* A block of data:
========

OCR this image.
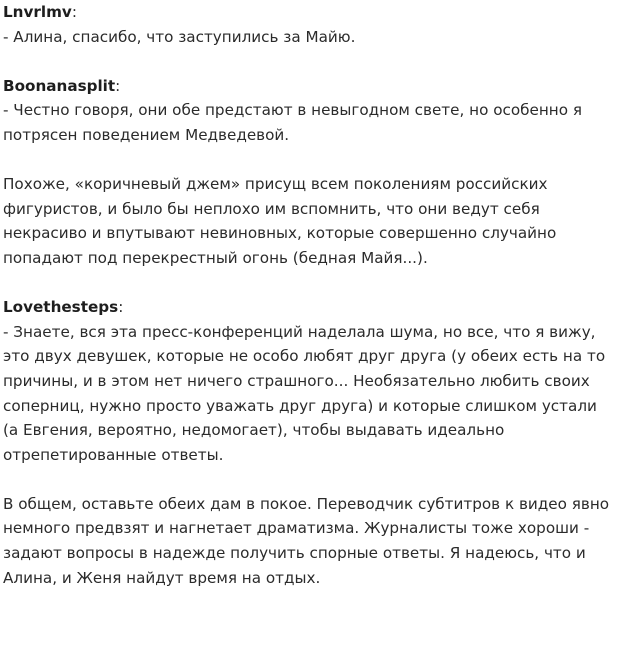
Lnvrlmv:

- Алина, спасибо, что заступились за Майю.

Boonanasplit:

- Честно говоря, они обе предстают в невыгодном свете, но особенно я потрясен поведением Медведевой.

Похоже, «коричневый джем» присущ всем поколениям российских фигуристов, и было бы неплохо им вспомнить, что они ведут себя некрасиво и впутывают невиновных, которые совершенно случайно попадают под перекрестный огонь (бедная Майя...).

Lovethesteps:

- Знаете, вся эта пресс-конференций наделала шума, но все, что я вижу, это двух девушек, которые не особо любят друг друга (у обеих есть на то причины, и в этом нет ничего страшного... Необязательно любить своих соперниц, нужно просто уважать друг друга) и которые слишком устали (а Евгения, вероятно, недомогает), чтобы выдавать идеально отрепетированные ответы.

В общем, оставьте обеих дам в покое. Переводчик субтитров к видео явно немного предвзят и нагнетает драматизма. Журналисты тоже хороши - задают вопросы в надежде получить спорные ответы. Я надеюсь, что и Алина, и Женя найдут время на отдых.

========

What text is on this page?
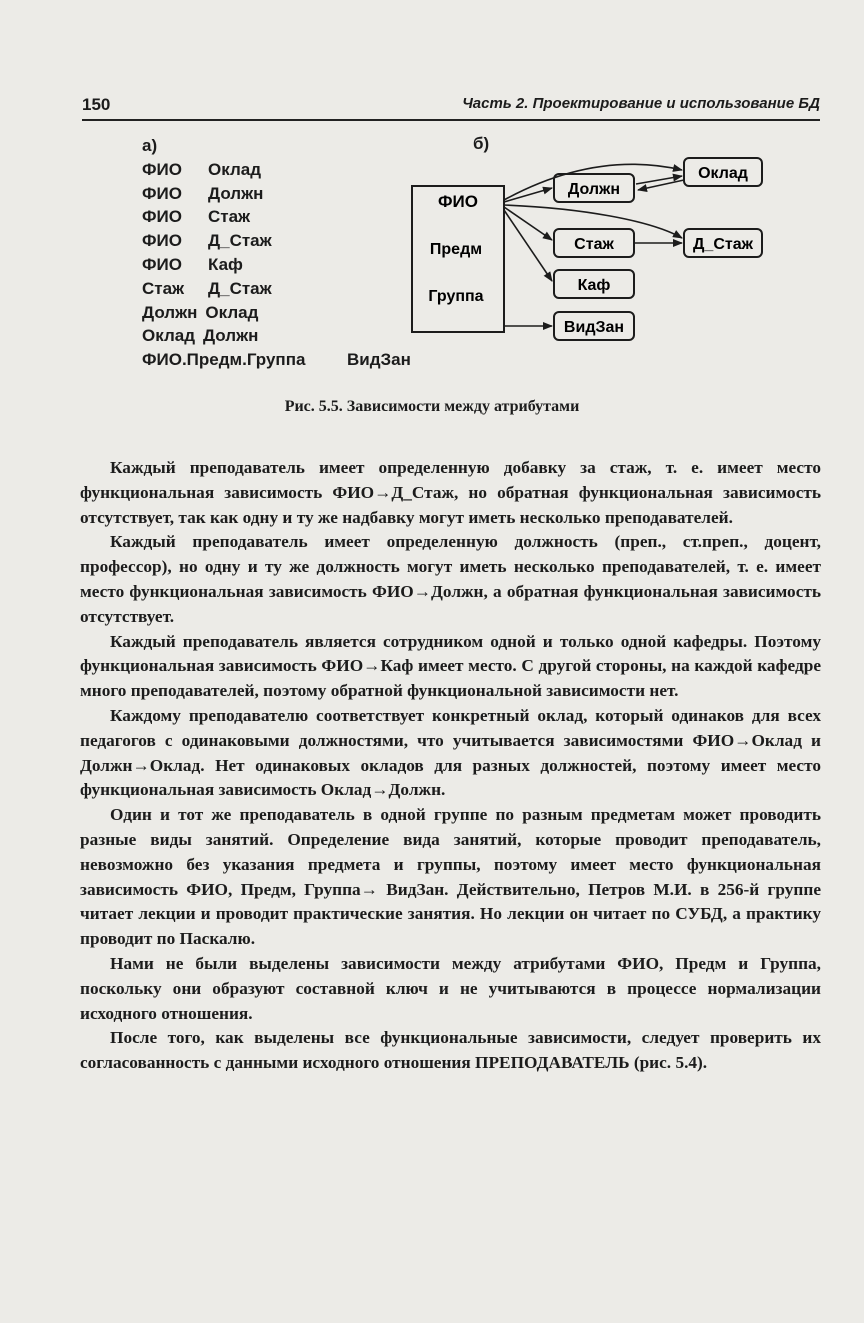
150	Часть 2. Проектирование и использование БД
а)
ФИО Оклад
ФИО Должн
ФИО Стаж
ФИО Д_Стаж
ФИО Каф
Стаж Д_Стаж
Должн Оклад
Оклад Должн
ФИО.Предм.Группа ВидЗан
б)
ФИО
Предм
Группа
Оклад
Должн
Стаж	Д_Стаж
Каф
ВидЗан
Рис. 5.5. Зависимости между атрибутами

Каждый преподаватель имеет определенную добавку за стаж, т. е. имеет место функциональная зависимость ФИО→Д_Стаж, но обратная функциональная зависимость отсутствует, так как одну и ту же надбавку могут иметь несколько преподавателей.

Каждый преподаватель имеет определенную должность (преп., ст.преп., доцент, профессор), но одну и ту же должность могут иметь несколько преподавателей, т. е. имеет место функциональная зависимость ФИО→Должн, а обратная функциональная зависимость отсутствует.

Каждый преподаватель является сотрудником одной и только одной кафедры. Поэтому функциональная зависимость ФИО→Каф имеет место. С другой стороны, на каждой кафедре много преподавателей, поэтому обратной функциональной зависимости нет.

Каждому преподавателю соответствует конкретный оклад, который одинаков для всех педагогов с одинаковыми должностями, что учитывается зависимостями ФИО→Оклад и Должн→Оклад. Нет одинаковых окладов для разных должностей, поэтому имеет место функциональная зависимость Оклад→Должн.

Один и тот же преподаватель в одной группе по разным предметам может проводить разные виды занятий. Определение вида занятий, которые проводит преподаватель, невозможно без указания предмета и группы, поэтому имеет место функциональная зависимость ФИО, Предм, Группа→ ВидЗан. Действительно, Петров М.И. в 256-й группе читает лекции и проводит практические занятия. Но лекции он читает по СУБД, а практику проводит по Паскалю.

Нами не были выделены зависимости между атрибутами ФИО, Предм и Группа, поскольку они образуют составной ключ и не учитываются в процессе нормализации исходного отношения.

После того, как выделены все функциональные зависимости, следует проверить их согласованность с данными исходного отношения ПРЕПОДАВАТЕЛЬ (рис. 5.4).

========

* GOAL: Search the entries for the word "this", then list each line that holds it.

* THE SOLUTION:
OCR this image.
What text is on this page?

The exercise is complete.